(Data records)

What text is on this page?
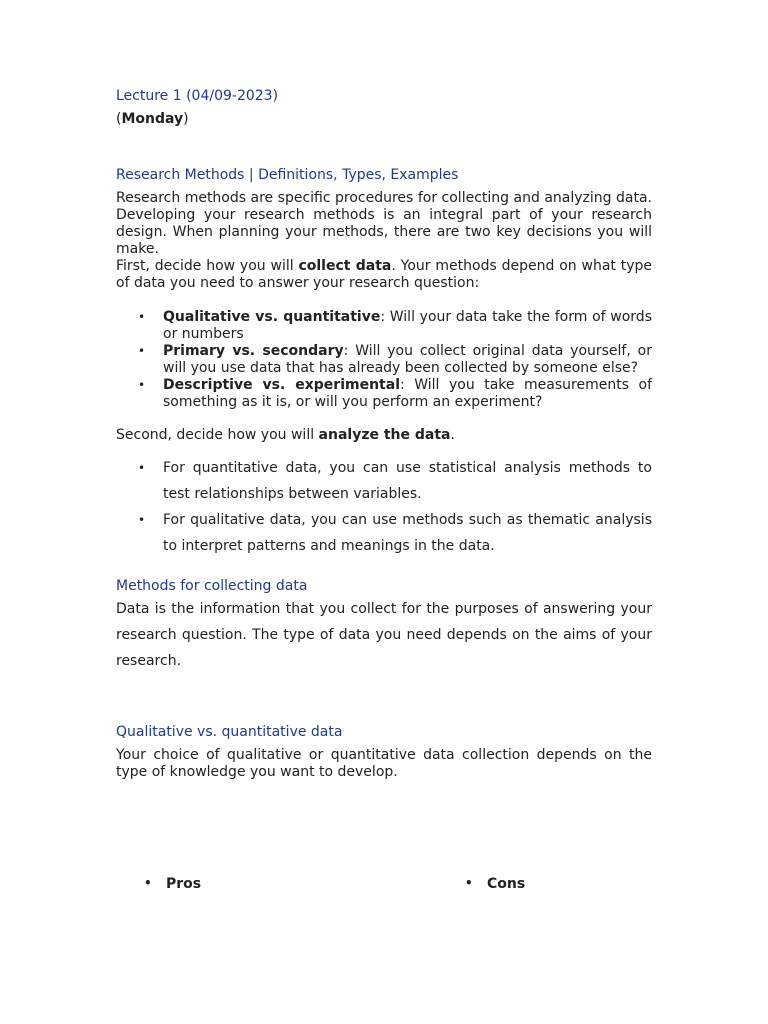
Lecture 1 (04/09-2023)

(Monday)

Research Methods | Definitions, Types, Examples

Research methods are specific procedures for collecting and analyzing data. Developing your research methods is an integral part of your research design. When planning your methods, there are two key decisions you will make.

First, decide how you will collect data. Your methods depend on what type of data you need to answer your research question:

• Qualitative vs. quantitative: Will your data take the form of words or numbers
• Primary vs. secondary: Will you collect original data yourself, or will you use data that has already been collected by someone else?
• Descriptive vs. experimental: Will you take measurements of something as it is, or will you perform an experiment?

Second, decide how you will analyze the data.

• For quantitative data, you can use statistical analysis methods to test relationships between variables.
• For qualitative data, you can use methods such as thematic analysis to interpret patterns and meanings in the data.

Methods for collecting data

Data is the information that you collect for the purposes of answering your research question. The type of data you need depends on the aims of your research.

Qualitative vs. quantitative data

Your choice of qualitative or quantitative data collection depends on the type of knowledge you want to develop.

• Pros
•	Cons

(REQUIREMENTS): Repeat the material verbatim. Do not carry over any picture.

(WRITTEN REPLY):
What text is on this page?
Lecture 1 (04/09-2023)

(Monday)

Research Methods | Definitions, Types, Examples

Research methods are specific procedures for collecting and analyzing data. Developing your research methods is an integral part of your research design. When planning your methods, there are two key decisions you will make.

First, decide how you will collect data. Your methods depend on what type of data you need to answer your research question:

• Qualitative vs. quantitative: Will your data take the form of words or numbers
• Primary vs. secondary: Will you collect original data yourself, or will you use data that has already been collected by someone else?
• Descriptive vs. experimental: Will you take measurements of something as it is, or will you perform an experiment?

Second, decide how you will analyze the data.

• For quantitative data, you can use statistical analysis methods to test relationships between variables.
• For qualitative data, you can use methods such as thematic analysis to interpret patterns and meanings in the data.

Methods for collecting data

Data is the information that you collect for the purposes of answering your research question. The type of data you need depends on the aims of your research.

Qualitative vs. quantitative data

Your choice of qualitative or quantitative data collection depends on the type of knowledge you want to develop.

• Pros
•	Cons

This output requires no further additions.